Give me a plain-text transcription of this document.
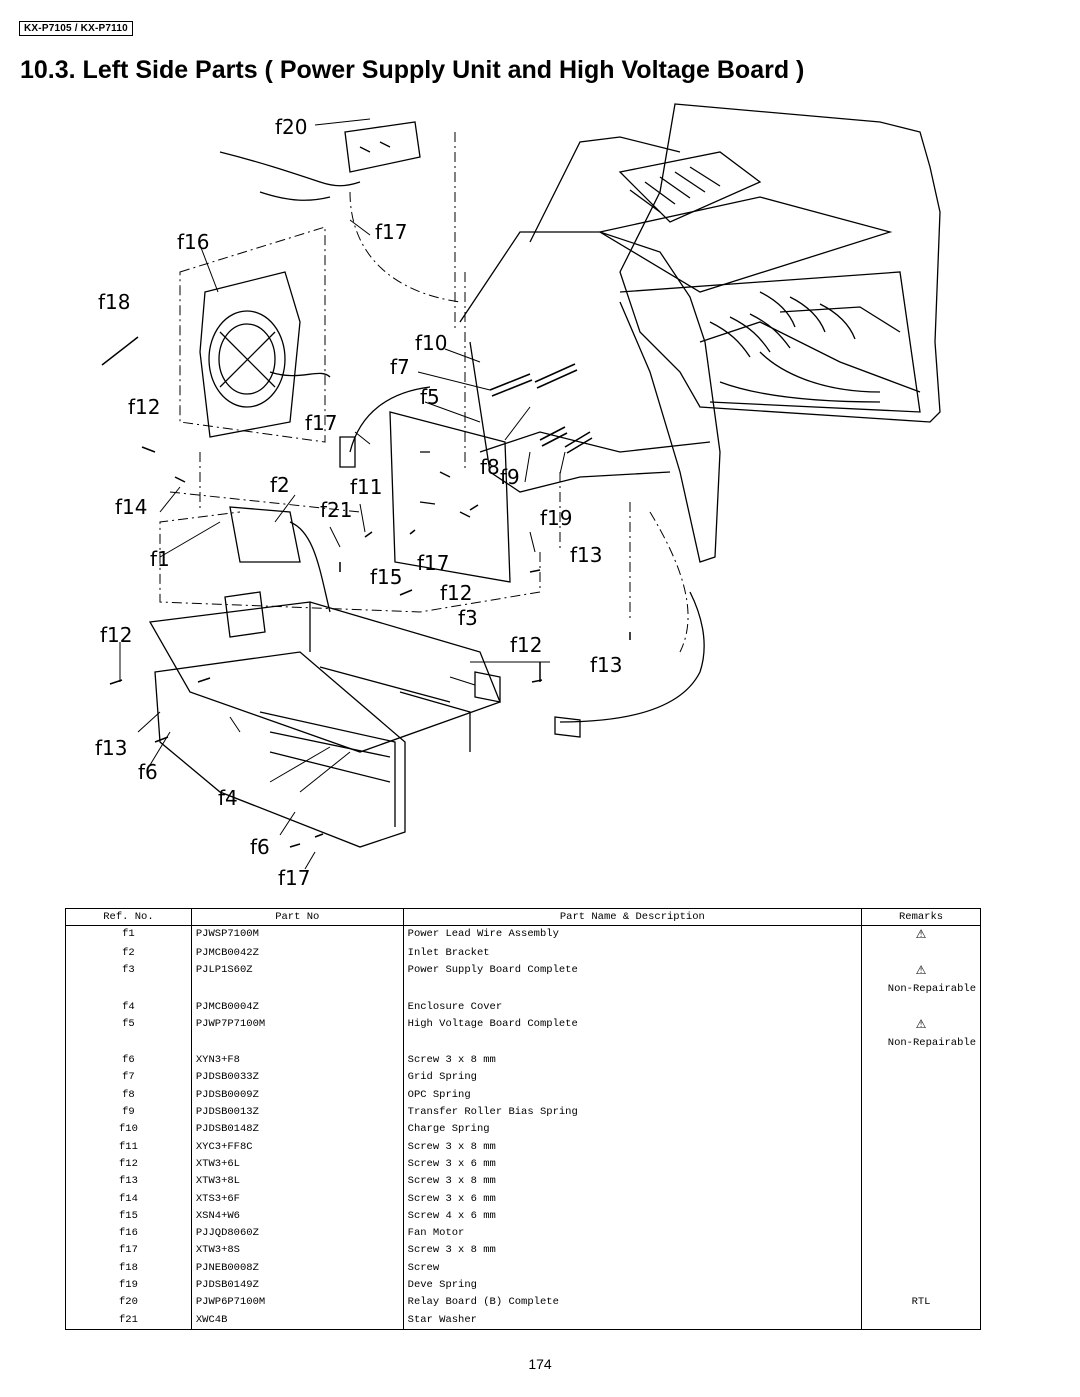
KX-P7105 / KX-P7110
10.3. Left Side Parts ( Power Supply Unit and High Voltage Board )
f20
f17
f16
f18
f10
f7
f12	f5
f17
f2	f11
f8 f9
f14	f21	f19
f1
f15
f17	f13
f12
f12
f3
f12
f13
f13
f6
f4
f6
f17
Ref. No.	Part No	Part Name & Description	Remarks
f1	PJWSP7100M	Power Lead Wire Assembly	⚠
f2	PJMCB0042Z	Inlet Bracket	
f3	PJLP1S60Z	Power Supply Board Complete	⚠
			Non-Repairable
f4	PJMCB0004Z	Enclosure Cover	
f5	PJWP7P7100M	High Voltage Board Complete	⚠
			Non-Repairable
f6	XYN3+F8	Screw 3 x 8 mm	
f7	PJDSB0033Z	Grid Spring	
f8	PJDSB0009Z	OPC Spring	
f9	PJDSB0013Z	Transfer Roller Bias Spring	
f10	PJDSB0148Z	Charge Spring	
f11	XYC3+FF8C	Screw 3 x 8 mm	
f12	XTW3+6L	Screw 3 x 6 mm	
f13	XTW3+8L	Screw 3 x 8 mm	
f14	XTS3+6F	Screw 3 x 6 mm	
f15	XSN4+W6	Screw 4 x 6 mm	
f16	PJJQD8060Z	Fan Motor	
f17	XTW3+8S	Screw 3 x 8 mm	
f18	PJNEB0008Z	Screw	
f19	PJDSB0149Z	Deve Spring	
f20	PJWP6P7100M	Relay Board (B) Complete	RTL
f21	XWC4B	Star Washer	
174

== Task description ==
Repeat the listing in full and exactly. Leave any pictures out.

== Correct output ==
Give me a plain-text transcription of this document.
KX-P7105 / KX-P7110
10.3. Left Side Parts ( Power Supply Unit and High Voltage Board )
f20
f17
f16
f18
f10
f7
f12	f5
f17
f2	f11
f8 f9
f14	f21	f19
f1
f15
f17	f13
f12
f12
f3
f12
f13
f13
f6
f4
f6
f17
Ref. No.	Part No	Part Name & Description	Remarks
f1	PJWSP7100M	Power Lead Wire Assembly	⚠
f2	PJMCB0042Z	Inlet Bracket	
f3	PJLP1S60Z	Power Supply Board Complete	⚠
			Non-Repairable
f4	PJMCB0004Z	Enclosure Cover	
f5	PJWP7P7100M	High Voltage Board Complete	⚠
			Non-Repairable
f6	XYN3+F8	Screw 3 x 8 mm	
f7	PJDSB0033Z	Grid Spring	
f8	PJDSB0009Z	OPC Spring	
f9	PJDSB0013Z	Transfer Roller Bias Spring	
f10	PJDSB0148Z	Charge Spring	
f11	XYC3+FF8C	Screw 3 x 8 mm	
f12	XTW3+6L	Screw 3 x 6 mm	
f13	XTW3+8L	Screw 3 x 8 mm	
f14	XTS3+6F	Screw 3 x 6 mm	
f15	XSN4+W6	Screw 4 x 6 mm	
f16	PJJQD8060Z	Fan Motor	
f17	XTW3+8S	Screw 3 x 8 mm	
f18	PJNEB0008Z	Screw	
f19	PJDSB0149Z	Deve Spring	
f20	PJWP6P7100M	Relay Board (B) Complete	RTL
f21	XWC4B	Star Washer	
174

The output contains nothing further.